(Stored data entries)
○ ○ ○

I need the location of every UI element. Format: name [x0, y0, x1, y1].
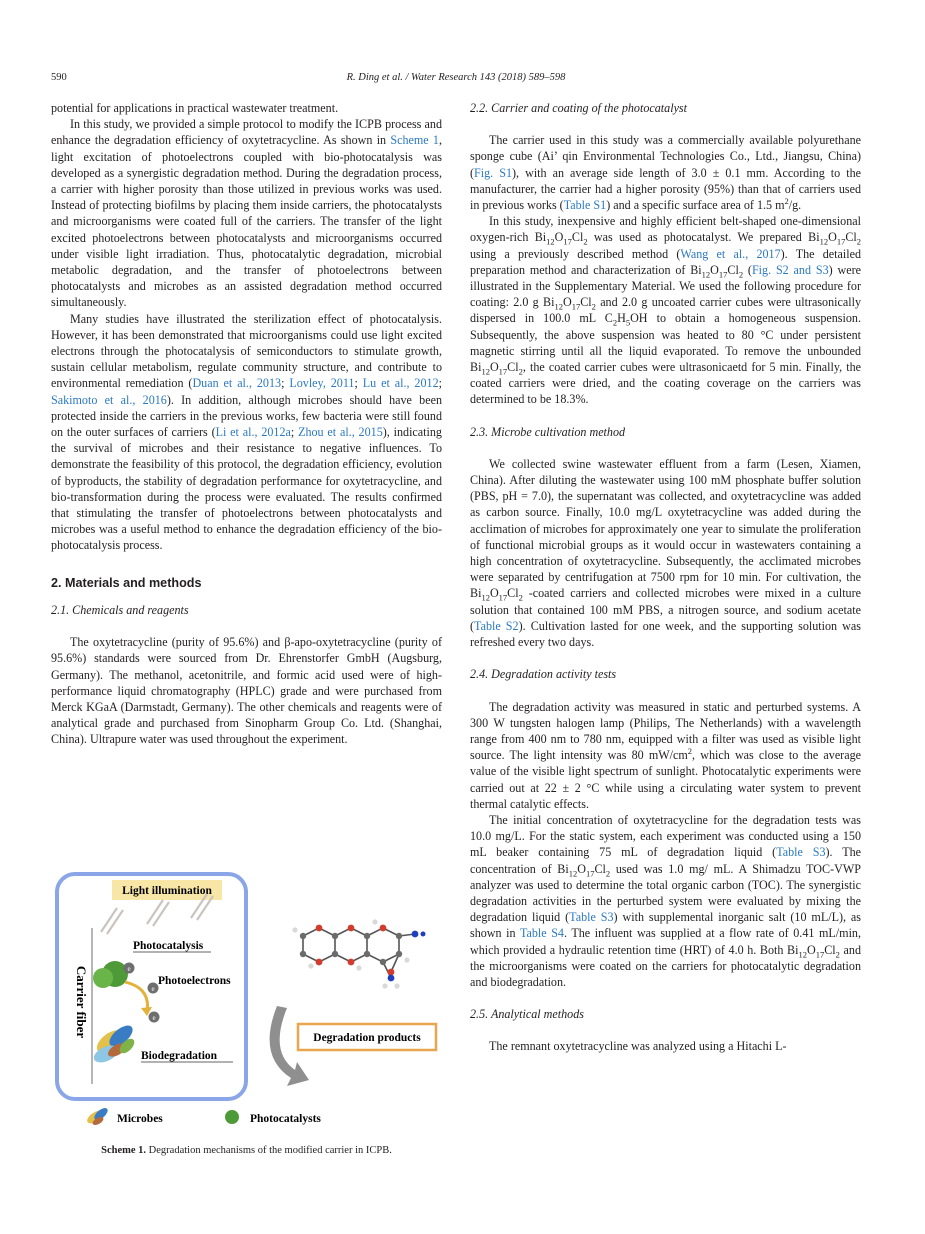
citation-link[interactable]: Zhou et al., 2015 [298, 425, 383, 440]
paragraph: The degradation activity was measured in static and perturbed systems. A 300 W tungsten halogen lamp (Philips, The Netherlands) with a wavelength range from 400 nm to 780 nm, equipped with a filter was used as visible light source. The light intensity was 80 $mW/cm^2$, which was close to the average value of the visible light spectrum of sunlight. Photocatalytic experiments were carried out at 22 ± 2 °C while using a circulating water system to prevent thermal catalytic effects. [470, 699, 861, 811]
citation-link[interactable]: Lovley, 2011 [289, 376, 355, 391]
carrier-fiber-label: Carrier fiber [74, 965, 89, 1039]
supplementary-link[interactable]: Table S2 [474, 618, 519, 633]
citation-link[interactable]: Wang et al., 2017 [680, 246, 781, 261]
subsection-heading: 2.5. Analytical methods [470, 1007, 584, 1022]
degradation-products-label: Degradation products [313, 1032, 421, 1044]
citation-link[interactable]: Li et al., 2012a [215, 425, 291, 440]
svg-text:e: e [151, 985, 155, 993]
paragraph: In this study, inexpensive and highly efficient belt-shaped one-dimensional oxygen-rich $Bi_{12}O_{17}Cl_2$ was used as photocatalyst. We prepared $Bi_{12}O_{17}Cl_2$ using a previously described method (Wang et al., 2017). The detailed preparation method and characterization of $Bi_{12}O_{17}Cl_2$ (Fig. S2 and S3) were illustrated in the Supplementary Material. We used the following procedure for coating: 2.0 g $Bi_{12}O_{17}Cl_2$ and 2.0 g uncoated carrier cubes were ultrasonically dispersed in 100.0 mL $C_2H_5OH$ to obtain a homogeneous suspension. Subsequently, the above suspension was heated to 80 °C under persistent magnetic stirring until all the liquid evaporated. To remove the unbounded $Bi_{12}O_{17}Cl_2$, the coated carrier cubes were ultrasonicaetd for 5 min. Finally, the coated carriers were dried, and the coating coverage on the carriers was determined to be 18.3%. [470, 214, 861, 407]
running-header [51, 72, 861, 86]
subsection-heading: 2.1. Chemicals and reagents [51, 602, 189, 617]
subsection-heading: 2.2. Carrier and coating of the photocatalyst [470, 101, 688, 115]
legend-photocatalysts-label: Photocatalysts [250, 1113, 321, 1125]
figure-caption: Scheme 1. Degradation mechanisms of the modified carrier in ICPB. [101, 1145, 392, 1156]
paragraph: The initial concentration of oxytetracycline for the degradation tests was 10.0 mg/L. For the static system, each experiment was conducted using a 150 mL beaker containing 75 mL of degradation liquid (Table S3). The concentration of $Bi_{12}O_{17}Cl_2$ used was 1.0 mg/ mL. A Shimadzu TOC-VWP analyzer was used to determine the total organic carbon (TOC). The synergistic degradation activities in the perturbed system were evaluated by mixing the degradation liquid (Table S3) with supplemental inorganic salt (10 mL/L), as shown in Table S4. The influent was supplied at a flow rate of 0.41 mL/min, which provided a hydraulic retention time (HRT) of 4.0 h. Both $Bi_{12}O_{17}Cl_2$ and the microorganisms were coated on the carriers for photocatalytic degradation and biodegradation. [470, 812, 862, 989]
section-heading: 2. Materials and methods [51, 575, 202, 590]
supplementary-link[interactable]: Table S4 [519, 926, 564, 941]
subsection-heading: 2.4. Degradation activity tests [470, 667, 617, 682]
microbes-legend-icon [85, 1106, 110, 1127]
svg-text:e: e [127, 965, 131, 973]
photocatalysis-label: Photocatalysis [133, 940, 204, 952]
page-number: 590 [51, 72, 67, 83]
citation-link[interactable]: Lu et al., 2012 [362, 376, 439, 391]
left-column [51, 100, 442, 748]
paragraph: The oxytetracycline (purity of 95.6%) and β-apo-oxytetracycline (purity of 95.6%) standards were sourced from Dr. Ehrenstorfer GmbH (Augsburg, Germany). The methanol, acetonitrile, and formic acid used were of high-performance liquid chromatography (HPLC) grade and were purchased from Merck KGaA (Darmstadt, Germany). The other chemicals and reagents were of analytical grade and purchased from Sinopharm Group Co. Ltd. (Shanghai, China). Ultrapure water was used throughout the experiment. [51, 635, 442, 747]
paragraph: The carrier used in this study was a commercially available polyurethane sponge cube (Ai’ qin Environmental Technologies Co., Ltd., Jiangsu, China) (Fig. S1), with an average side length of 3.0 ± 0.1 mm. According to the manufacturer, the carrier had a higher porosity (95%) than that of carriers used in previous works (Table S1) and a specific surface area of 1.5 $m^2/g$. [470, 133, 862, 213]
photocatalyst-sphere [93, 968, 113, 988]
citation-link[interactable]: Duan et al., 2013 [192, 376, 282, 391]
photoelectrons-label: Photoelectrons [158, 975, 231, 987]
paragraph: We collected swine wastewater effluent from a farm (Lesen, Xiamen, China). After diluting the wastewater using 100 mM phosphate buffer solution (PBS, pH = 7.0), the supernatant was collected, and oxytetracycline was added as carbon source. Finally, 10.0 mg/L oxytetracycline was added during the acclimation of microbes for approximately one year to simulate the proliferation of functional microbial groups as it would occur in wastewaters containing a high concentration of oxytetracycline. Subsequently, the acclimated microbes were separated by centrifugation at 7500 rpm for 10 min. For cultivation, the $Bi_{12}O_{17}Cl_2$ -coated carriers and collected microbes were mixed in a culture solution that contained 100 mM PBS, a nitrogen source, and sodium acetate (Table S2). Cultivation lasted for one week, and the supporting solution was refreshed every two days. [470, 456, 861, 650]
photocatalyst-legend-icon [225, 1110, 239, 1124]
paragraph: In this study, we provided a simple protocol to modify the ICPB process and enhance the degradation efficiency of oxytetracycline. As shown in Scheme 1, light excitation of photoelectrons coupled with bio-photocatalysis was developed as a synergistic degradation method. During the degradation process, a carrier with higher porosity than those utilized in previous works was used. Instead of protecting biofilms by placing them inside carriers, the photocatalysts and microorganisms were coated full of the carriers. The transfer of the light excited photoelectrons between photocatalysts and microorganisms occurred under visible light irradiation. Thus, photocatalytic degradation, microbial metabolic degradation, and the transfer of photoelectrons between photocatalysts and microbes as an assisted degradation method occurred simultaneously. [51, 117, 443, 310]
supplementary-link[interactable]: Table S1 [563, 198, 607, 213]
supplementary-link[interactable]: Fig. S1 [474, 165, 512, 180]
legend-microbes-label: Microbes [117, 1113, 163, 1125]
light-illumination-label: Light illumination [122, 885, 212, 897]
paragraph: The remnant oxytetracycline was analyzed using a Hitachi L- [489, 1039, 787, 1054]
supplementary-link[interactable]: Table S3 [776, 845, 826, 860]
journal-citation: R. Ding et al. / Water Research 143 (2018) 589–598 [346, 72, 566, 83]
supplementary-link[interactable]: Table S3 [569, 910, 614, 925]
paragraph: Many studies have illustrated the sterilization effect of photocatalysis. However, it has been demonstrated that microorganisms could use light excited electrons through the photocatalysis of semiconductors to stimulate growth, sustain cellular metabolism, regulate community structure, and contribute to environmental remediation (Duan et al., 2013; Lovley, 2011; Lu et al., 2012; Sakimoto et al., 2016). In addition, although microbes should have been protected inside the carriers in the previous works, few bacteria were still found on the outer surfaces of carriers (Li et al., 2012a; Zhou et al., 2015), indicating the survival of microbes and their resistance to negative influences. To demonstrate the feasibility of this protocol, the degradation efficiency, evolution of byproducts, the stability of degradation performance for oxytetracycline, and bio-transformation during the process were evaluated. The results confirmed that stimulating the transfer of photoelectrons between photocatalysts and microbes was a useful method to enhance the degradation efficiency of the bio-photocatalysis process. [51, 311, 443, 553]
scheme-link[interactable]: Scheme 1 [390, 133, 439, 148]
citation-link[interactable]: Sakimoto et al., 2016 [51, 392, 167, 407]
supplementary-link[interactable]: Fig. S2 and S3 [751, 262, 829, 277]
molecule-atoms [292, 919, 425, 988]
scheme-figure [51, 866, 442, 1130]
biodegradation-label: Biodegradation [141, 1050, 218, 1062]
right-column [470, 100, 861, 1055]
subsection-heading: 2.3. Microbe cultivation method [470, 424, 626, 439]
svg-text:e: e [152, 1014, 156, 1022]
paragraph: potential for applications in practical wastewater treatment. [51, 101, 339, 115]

○ ○ ○

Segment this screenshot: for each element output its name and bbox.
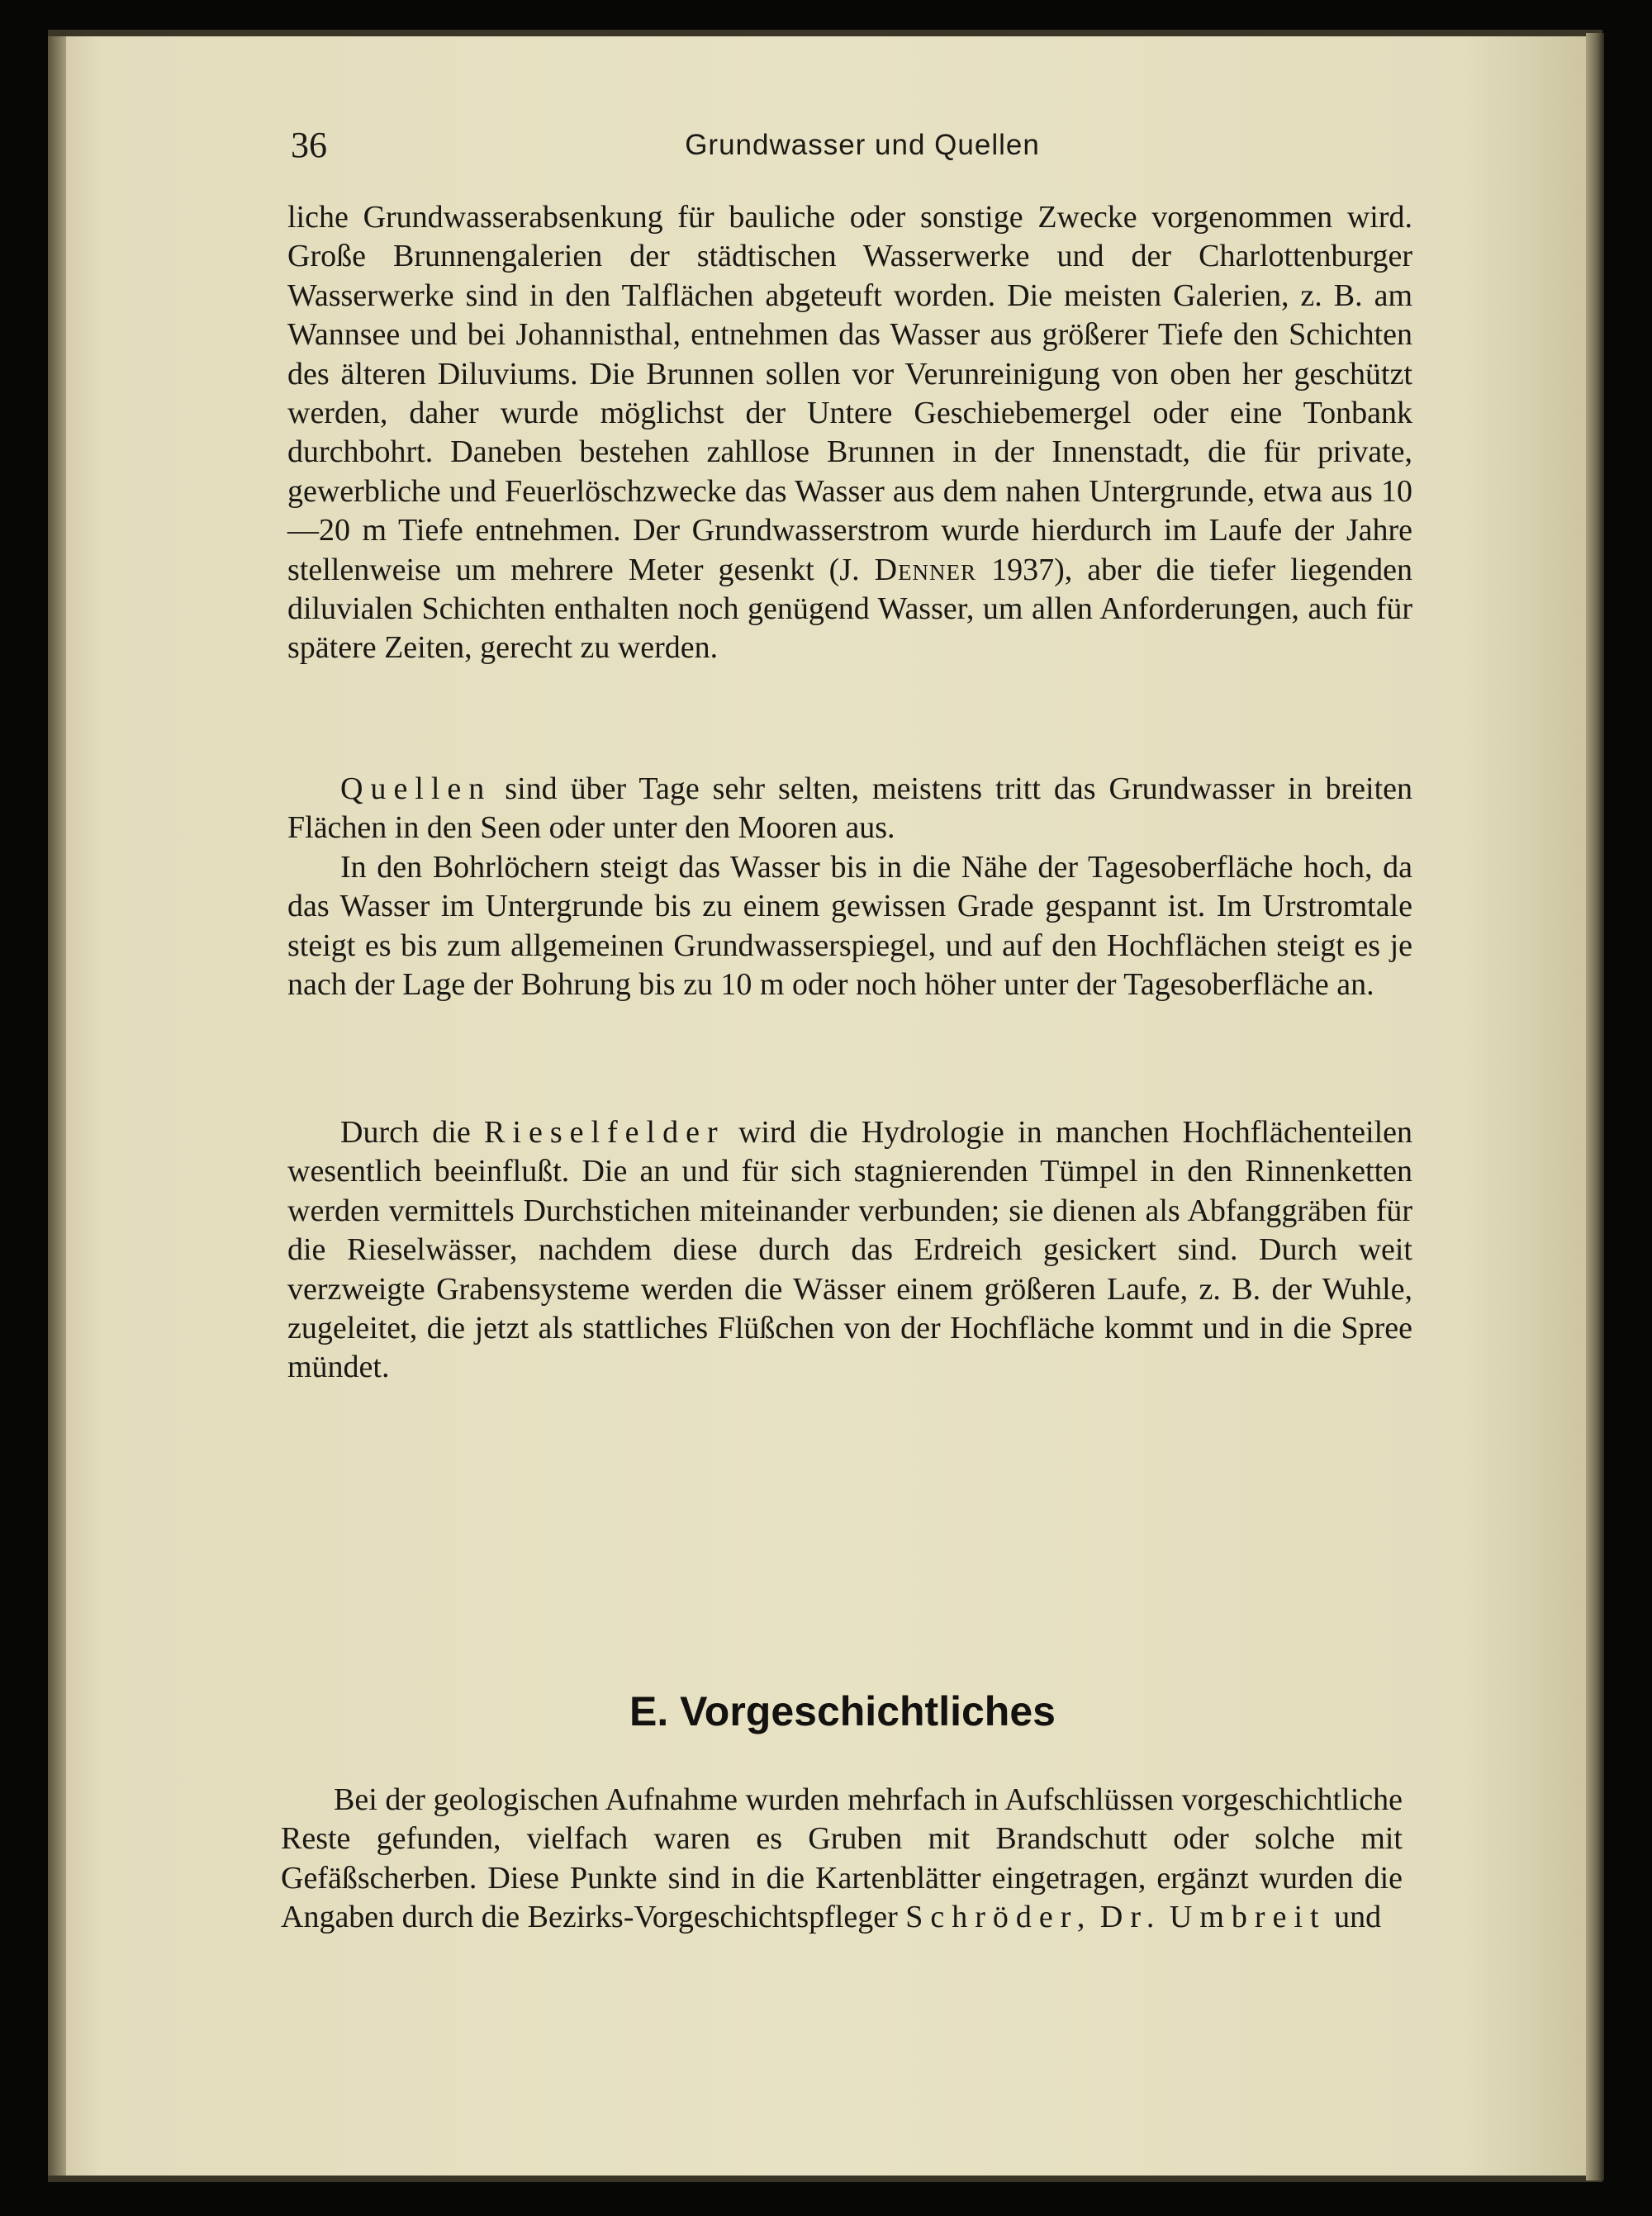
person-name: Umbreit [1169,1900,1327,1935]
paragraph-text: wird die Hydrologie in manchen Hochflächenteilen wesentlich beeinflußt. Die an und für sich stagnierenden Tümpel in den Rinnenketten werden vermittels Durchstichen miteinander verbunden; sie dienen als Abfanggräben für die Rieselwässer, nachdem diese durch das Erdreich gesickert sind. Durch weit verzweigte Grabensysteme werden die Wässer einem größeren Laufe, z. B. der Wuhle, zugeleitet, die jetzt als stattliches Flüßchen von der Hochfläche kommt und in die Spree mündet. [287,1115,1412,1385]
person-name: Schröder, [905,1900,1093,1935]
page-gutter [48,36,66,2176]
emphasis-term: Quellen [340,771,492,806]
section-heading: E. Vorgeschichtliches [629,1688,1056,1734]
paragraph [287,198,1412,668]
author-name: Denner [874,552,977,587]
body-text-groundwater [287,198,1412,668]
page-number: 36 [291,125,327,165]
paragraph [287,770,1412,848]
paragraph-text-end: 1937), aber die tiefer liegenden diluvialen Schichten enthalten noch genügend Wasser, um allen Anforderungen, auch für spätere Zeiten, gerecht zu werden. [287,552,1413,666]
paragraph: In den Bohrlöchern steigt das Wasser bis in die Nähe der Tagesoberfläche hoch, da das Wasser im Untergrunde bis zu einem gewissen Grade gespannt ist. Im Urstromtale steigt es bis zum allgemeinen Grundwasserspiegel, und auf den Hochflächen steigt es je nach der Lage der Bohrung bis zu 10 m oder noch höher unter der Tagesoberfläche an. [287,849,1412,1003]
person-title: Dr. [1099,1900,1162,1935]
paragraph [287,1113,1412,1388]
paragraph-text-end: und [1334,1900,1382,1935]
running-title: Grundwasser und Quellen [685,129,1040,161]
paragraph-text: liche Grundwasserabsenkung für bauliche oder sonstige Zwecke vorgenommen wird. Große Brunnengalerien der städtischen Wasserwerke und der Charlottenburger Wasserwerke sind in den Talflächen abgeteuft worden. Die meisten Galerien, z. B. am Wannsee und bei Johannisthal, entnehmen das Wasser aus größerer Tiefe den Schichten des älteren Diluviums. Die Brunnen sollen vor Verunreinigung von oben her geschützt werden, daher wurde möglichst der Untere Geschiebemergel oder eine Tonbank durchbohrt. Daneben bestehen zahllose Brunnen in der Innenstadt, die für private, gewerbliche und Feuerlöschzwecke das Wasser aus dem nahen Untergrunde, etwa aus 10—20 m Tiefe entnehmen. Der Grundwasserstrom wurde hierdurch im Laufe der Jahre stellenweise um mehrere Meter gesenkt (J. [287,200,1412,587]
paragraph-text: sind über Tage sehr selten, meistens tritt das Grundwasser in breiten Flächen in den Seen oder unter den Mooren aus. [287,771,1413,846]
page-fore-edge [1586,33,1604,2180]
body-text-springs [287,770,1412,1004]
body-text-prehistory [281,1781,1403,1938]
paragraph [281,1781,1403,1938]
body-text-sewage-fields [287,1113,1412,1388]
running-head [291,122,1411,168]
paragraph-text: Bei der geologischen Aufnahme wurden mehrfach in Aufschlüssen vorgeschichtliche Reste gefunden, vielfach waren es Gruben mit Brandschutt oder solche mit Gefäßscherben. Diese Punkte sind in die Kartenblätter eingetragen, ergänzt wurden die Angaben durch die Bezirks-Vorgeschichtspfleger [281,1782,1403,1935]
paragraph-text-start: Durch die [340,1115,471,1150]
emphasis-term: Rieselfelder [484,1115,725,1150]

○ ○ ○

### ABOUT THIS EXERCISE
The expected answer is each line of the records above that includes the string "methods".

### ANSWER FOR THE TASK
subsection-heading: 2.5. Analytical methods [470, 1007, 584, 1022]
section-heading: 2. Materials and methods [51, 575, 202, 590]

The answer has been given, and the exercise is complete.